BRIEF → Go over the entries below line by line, copying each one that contains the word "sums".

--- Start EXERCISE MATERIAL ---

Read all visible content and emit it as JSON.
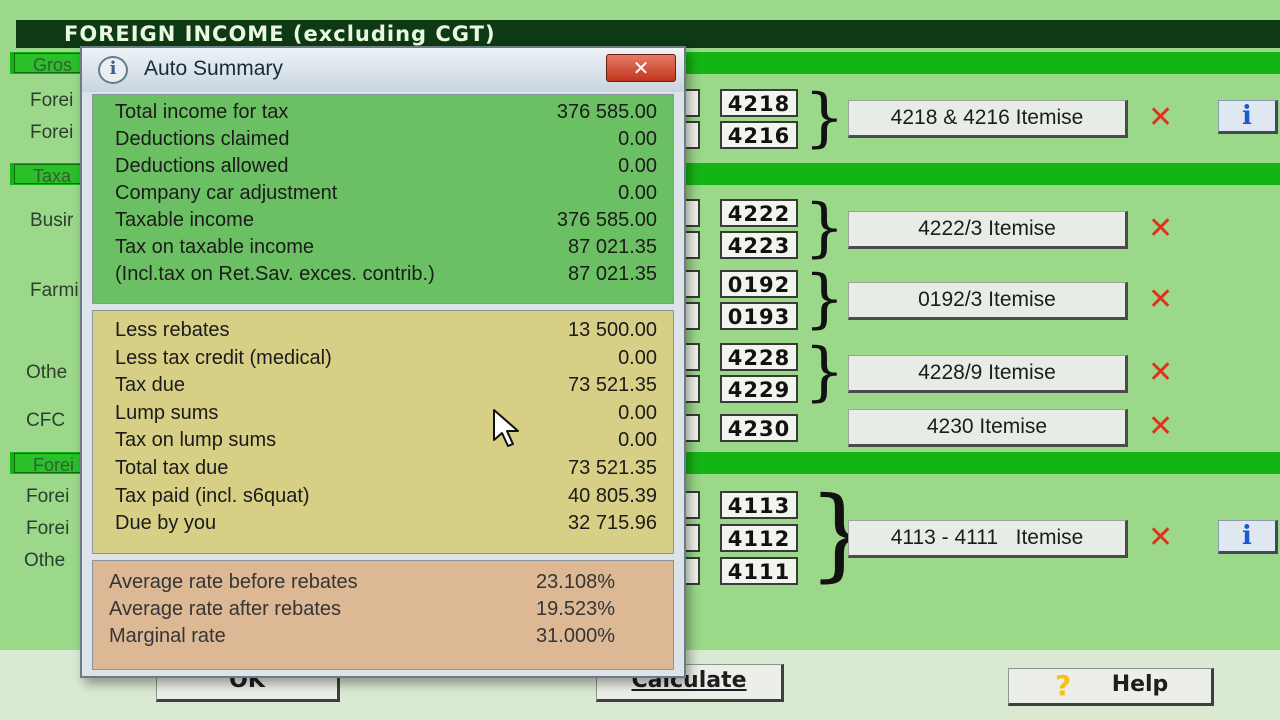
{
  "form": {
    "title": "FOREIGN INCOME (excluding CGT)",
    "sections": [
      "Gros",
      "Taxa",
      "Forei"
    ],
    "row_labels": [
      "Forei",
      "Forei",
      "Busir",
      "Farmi",
      "Othe",
      "CFC",
      "Forei",
      "Forei",
      "Othe"
    ],
    "codes": [
      "4218",
      "4216",
      "4222",
      "4223",
      "0192",
      "0193",
      "4228",
      "4229",
      "4230",
      "4113",
      "4112",
      "4111"
    ],
    "itemise_buttons": [
      "4218 & 4216 Itemise",
      "4222/3 Itemise",
      "0192/3 Itemise",
      "4228/9 Itemise",
      "4230 Itemise",
      "4113 - 4111   Itemise"
    ],
    "bottom_buttons": {
      "ok": "OK",
      "calculate": "Calculate",
      "help": "Help"
    }
  },
  "dialog": {
    "title": "Auto Summary",
    "close_label": "✕",
    "income_rows": [
      {
        "label": "Total income for tax",
        "value": "376 585.00"
      },
      {
        "label": "Deductions claimed",
        "value": "0.00"
      },
      {
        "label": "Deductions allowed",
        "value": "0.00"
      },
      {
        "label": "Company car adjustment",
        "value": "0.00"
      },
      {
        "label": "Taxable income",
        "value": "376 585.00"
      },
      {
        "label": "Tax on taxable income",
        "value": "87 021.35"
      },
      {
        "label": "(Incl.tax on Ret.Sav. exces. contrib.)",
        "value": "87 021.35"
      }
    ],
    "tax_rows": [
      {
        "label": "Less rebates",
        "value": "13 500.00"
      },
      {
        "label": "Less tax credit (medical)",
        "value": "0.00"
      },
      {
        "label": "Tax due",
        "value": "73 521.35"
      },
      {
        "label": "Lump sums",
        "value": "0.00"
      },
      {
        "label": "Tax on lump sums",
        "value": "0.00"
      },
      {
        "label": "Total tax due",
        "value": "73 521.35"
      },
      {
        "label": "Tax paid (incl. s6quat)",
        "value": "40 805.39"
      },
      {
        "label": "Due by you",
        "value": "32 715.96"
      }
    ],
    "rate_rows": [
      {
        "label": "Average rate before rebates",
        "value": "23.108%"
      },
      {
        "label": "Average rate after rebates",
        "value": "19.523%"
      },
      {
        "label": "Marginal rate",
        "value": "31.000%"
      }
    ]
  },
  "colors": {
    "form_background": "#9bd88a",
    "title_bar": "#0d3a12",
    "section_bar": "#13b515",
    "panel_income": "#6cc064",
    "panel_tax": "#d7cf85",
    "panel_rates": "#dcb895",
    "delete_icon": "#e0311f",
    "info_icon": "#1b58d4"
  },
  "icons": {
    "dialog_icon": "info-icon",
    "delete": "x-icon",
    "info": "info-icon",
    "help": "question-icon",
    "cursor": "mouse-pointer"
  }
}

--- End EXERCISE MATERIAL ---

IN RESPONSE →
        "label": "Lump sums",
        "label": "Tax on lump sums",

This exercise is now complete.